### Page segmentation data
=====

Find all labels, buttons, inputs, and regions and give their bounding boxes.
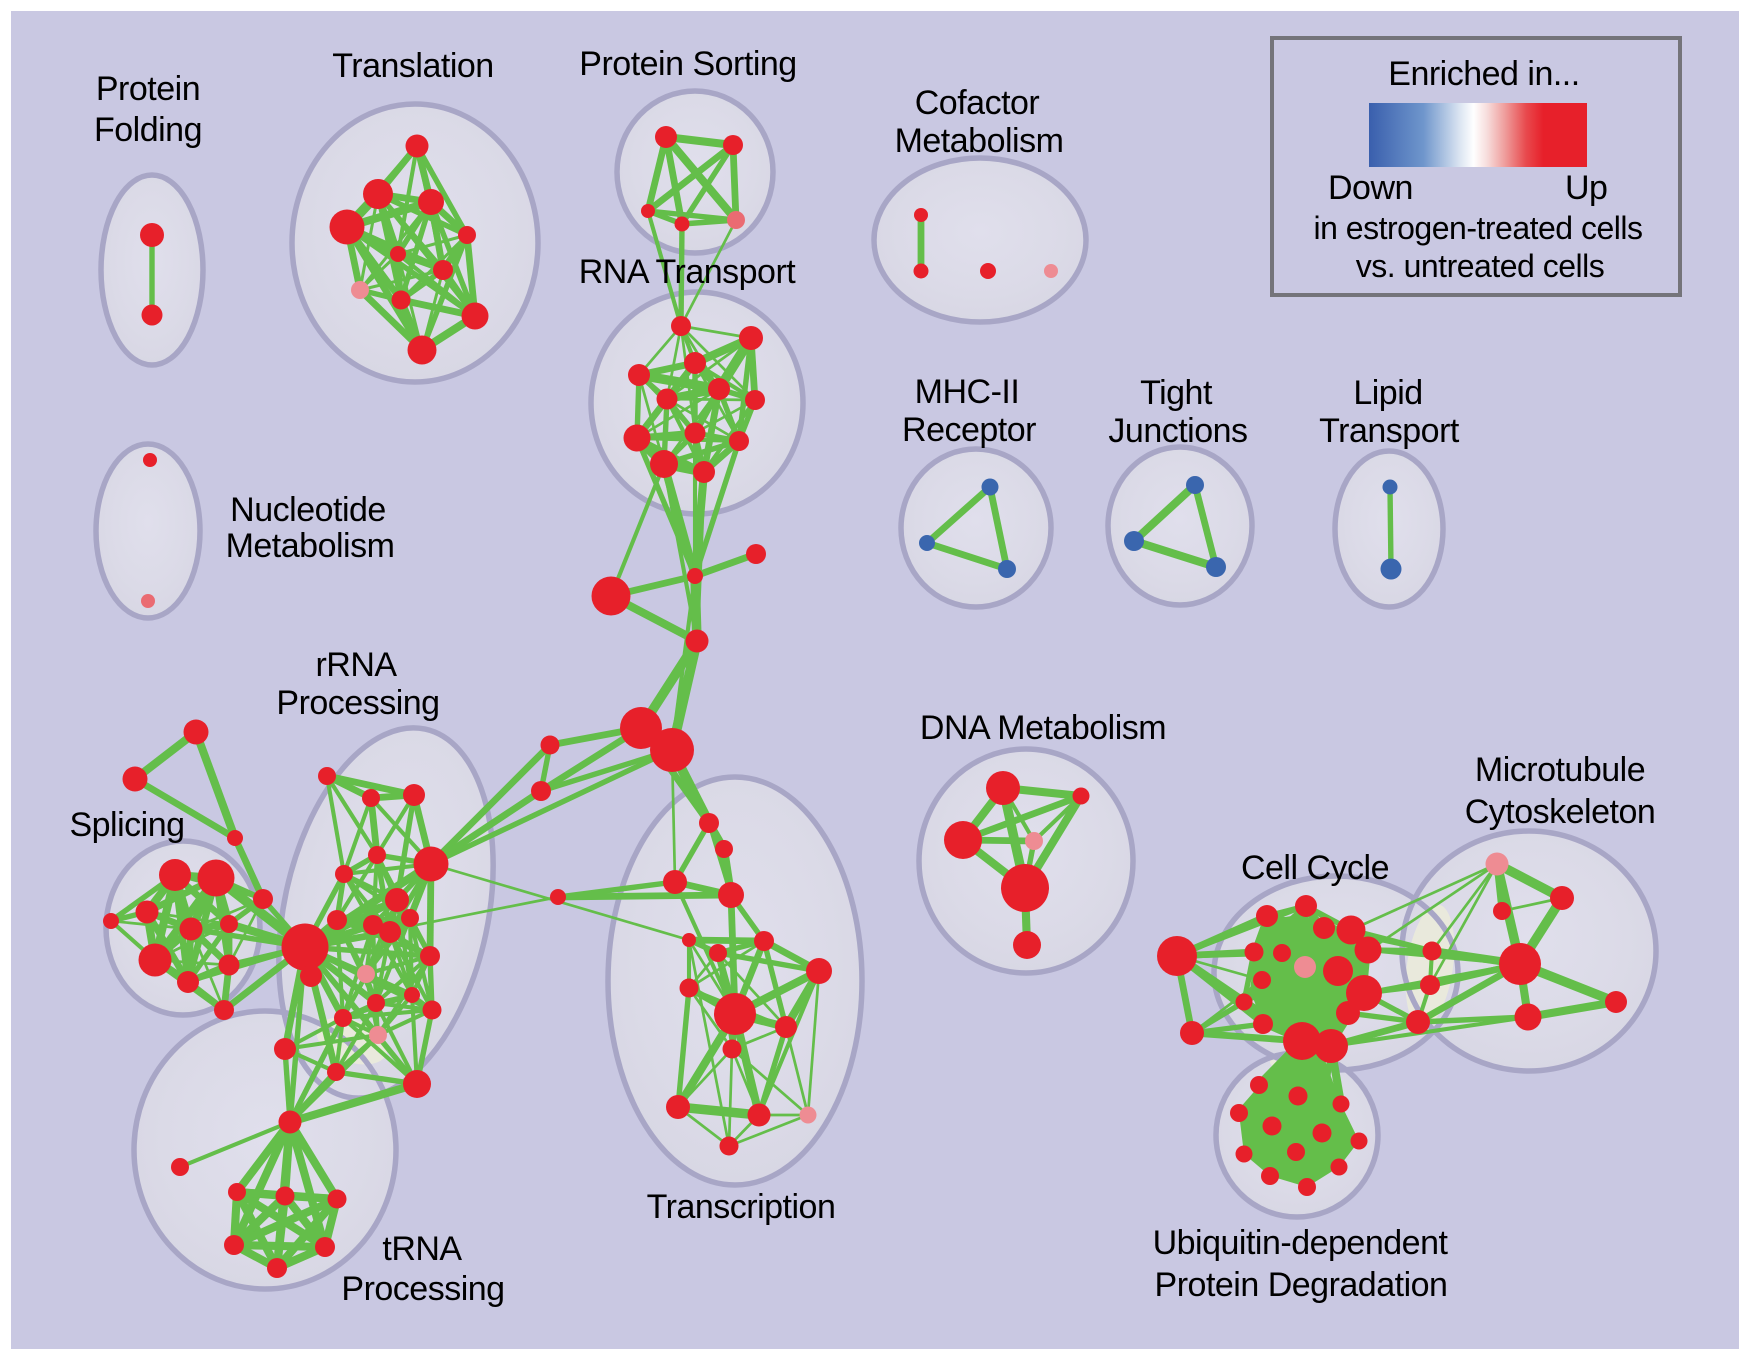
svg-text:Cytoskeleton: Cytoskeleton xyxy=(1465,793,1656,831)
svg-text:Up: Up xyxy=(1565,169,1607,207)
svg-text:rRNA: rRNA xyxy=(315,646,397,684)
svg-text:in estrogen-treated cells: in estrogen-treated cells xyxy=(1313,210,1642,246)
svg-text:Metabolism: Metabolism xyxy=(895,122,1064,160)
svg-text:tRNA: tRNA xyxy=(382,1230,462,1268)
svg-text:Down: Down xyxy=(1328,169,1413,207)
svg-text:Processing: Processing xyxy=(341,1270,504,1308)
svg-text:Receptor: Receptor xyxy=(902,411,1036,449)
svg-text:Protein: Protein xyxy=(96,70,200,108)
svg-text:RNA Transport: RNA Transport xyxy=(579,253,797,291)
svg-text:Cofactor: Cofactor xyxy=(915,84,1040,122)
svg-text:Folding: Folding xyxy=(94,111,202,149)
svg-text:Lipid: Lipid xyxy=(1353,374,1422,412)
svg-text:Enriched in...: Enriched in... xyxy=(1388,55,1579,93)
svg-text:MHC-II: MHC-II xyxy=(915,373,1020,411)
svg-text:DNA Metabolism: DNA Metabolism xyxy=(920,709,1166,747)
svg-text:Junctions: Junctions xyxy=(1108,412,1247,450)
svg-text:Cell Cycle: Cell Cycle xyxy=(1241,849,1389,887)
svg-text:Metabolism: Metabolism xyxy=(226,527,395,565)
svg-text:Ubiquitin-dependent: Ubiquitin-dependent xyxy=(1153,1224,1449,1262)
svg-text:Microtubule: Microtubule xyxy=(1475,751,1645,789)
svg-text:Transcription: Transcription xyxy=(647,1188,836,1226)
svg-text:Protein Sorting: Protein Sorting xyxy=(579,45,796,83)
svg-text:Protein Degradation: Protein Degradation xyxy=(1155,1266,1448,1304)
svg-text:Splicing: Splicing xyxy=(69,806,184,844)
svg-text:Tight: Tight xyxy=(1140,374,1213,412)
svg-text:Nucleotide: Nucleotide xyxy=(230,491,386,529)
svg-text:Translation: Translation xyxy=(332,47,493,85)
svg-text:Transport: Transport xyxy=(1319,412,1460,450)
svg-text:Processing: Processing xyxy=(276,684,439,722)
svg-text:vs. untreated cells: vs. untreated cells xyxy=(1356,248,1604,284)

=====

### ABOUT THIS TASK
Restate the data word for word and exclude every picture.

### OUTPUT OF THE TASK
Find all labels, buttons, inputs, and regions and give their bounding boxes.
svg-text:Cytoskeleton: Cytoskeleton xyxy=(1465,793,1656,831)
svg-text:Up: Up xyxy=(1565,169,1607,207)
svg-text:rRNA: rRNA xyxy=(315,646,397,684)
svg-text:in estrogen-treated cells: in estrogen-treated cells xyxy=(1313,210,1642,246)
svg-text:Metabolism: Metabolism xyxy=(895,122,1064,160)
svg-text:tRNA: tRNA xyxy=(382,1230,462,1268)
svg-text:Down: Down xyxy=(1328,169,1413,207)
svg-text:Processing: Processing xyxy=(341,1270,504,1308)
svg-text:Receptor: Receptor xyxy=(902,411,1036,449)
svg-text:Protein: Protein xyxy=(96,70,200,108)
svg-text:RNA Transport: RNA Transport xyxy=(579,253,797,291)
svg-text:Cofactor: Cofactor xyxy=(915,84,1040,122)
svg-text:Folding: Folding xyxy=(94,111,202,149)
svg-text:Lipid: Lipid xyxy=(1353,374,1422,412)
svg-text:Enriched in...: Enriched in... xyxy=(1388,55,1579,93)
svg-text:MHC-II: MHC-II xyxy=(915,373,1020,411)
svg-text:DNA Metabolism: DNA Metabolism xyxy=(920,709,1166,747)
svg-text:Junctions: Junctions xyxy=(1108,412,1247,450)
svg-text:Cell Cycle: Cell Cycle xyxy=(1241,849,1389,887)
svg-text:Metabolism: Metabolism xyxy=(226,527,395,565)
svg-text:Ubiquitin-dependent: Ubiquitin-dependent xyxy=(1153,1224,1449,1262)
svg-text:Microtubule: Microtubule xyxy=(1475,751,1645,789)
svg-text:Transcription: Transcription xyxy=(647,1188,836,1226)
svg-text:Protein Sorting: Protein Sorting xyxy=(579,45,796,83)
svg-text:Protein Degradation: Protein Degradation xyxy=(1155,1266,1448,1304)
svg-text:Splicing: Splicing xyxy=(69,806,184,844)
svg-text:Tight: Tight xyxy=(1140,374,1213,412)
svg-text:Nucleotide: Nucleotide xyxy=(230,491,386,529)
svg-text:Translation: Translation xyxy=(332,47,493,85)
svg-text:Transport: Transport xyxy=(1319,412,1460,450)
svg-text:Processing: Processing xyxy=(276,684,439,722)
svg-text:vs. untreated cells: vs. untreated cells xyxy=(1356,248,1604,284)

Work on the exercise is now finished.